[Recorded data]

* BEGIN *

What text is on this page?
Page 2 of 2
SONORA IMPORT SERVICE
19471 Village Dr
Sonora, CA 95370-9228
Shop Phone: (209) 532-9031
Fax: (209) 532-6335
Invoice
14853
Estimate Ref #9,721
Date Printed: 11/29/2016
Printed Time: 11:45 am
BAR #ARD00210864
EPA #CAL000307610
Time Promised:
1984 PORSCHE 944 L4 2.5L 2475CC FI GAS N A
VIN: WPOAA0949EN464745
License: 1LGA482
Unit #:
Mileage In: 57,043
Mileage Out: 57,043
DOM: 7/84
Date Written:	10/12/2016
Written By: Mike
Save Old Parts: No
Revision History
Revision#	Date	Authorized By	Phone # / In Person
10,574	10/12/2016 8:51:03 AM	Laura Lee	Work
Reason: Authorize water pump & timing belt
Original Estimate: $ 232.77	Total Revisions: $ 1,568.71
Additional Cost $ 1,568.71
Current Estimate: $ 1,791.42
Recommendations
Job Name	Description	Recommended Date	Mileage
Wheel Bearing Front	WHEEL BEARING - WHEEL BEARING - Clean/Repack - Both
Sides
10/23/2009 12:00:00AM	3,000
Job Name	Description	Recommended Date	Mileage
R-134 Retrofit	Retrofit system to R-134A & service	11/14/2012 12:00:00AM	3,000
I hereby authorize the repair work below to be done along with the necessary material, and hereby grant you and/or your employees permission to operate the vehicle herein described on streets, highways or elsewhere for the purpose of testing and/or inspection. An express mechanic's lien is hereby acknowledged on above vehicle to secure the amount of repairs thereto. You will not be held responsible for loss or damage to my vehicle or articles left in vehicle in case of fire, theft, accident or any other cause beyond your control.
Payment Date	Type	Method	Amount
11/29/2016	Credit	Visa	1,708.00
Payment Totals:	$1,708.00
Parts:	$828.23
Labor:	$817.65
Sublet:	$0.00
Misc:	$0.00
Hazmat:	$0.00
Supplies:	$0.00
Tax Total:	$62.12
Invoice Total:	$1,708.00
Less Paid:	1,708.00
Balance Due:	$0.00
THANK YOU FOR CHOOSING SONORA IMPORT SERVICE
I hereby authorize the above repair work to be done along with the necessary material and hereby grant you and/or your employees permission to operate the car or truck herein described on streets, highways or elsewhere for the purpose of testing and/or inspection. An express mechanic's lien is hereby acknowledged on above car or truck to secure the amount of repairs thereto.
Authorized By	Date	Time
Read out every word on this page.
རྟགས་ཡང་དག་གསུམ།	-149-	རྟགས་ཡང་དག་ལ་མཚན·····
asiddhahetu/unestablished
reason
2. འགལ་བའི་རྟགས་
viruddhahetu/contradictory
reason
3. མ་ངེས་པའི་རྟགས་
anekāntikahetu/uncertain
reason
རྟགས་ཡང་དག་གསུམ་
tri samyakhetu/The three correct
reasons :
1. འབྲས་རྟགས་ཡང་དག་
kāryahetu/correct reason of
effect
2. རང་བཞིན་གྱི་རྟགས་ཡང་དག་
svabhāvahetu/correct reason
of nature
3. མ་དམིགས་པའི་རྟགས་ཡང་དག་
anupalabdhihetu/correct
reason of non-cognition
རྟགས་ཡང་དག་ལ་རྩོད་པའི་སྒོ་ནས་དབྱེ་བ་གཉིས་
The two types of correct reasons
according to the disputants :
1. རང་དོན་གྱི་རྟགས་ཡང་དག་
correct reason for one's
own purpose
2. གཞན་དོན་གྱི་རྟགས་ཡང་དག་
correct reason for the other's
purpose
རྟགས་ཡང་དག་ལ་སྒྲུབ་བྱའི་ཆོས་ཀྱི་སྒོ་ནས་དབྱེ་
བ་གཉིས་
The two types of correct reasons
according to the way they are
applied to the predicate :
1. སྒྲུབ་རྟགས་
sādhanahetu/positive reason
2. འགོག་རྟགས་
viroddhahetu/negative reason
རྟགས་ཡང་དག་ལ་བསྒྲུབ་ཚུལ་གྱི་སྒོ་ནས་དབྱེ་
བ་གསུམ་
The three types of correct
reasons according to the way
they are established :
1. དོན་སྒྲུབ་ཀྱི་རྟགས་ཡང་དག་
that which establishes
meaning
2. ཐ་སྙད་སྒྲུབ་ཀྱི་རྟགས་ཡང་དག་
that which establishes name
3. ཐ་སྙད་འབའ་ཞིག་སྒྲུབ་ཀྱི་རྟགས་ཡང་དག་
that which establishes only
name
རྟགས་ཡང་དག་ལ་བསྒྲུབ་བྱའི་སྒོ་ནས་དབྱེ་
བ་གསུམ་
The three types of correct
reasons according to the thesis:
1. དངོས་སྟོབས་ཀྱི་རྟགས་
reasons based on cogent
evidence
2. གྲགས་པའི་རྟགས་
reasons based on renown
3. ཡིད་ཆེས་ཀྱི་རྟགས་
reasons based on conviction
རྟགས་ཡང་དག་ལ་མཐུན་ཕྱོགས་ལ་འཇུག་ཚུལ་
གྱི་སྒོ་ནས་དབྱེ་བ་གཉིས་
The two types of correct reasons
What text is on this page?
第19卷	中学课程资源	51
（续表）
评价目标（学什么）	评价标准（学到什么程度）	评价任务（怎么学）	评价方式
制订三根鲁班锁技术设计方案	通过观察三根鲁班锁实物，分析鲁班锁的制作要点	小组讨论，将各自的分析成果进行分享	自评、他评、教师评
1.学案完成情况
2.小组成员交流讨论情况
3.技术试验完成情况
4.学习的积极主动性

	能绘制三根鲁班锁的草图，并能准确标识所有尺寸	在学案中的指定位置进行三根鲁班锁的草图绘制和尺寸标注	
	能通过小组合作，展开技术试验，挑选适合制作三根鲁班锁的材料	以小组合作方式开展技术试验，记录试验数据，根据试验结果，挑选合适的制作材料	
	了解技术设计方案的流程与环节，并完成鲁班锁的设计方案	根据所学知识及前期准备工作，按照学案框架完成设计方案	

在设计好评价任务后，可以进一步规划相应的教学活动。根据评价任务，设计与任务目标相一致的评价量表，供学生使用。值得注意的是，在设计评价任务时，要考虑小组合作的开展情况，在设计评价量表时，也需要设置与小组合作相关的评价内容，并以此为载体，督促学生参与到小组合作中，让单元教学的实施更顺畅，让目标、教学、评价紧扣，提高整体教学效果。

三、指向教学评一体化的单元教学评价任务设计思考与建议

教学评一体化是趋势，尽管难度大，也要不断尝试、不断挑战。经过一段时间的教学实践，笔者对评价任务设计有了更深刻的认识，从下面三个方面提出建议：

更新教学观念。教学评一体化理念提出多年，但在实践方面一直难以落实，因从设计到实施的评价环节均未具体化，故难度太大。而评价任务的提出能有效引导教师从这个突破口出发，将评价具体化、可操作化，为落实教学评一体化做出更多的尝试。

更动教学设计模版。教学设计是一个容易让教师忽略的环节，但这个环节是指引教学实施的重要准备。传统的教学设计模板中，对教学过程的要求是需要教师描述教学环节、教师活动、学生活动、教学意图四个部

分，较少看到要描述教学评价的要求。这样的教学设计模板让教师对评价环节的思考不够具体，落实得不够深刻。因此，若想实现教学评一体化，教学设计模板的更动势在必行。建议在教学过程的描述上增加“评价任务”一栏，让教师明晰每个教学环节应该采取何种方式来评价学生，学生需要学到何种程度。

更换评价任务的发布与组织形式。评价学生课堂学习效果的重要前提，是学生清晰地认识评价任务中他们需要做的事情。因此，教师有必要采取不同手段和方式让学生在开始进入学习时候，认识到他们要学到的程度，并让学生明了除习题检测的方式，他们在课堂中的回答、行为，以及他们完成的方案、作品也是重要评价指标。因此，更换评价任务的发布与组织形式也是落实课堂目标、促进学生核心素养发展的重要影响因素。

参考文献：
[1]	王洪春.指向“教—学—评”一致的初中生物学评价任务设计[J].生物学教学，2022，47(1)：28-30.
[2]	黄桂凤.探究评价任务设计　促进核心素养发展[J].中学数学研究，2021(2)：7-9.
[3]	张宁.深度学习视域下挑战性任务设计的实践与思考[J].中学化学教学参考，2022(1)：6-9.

* END *

Copy out all lines above that include the string "repair".

The output:
I hereby authorize the repair work below to be done along with the necessary material, and hereby grant you and/or your employees permission to operate the vehicle herein described on streets, highways or elsewhere for the purpose of testing and/or inspection. An express mechanic's lien is hereby acknowledged on above vehicle to secure the amount of repairs thereto. You will not be held responsible for loss or damage to my vehicle or articles left in vehicle in case of fire, theft, accident or any other cause beyond your control.
I hereby authorize the above repair work to be done along with the necessary material and hereby grant you and/or your employees permission to operate the car or truck herein described on streets, highways or elsewhere for the purpose of testing and/or inspection. An express mechanic's lien is hereby acknowledged on above car or truck to secure the amount of repairs thereto.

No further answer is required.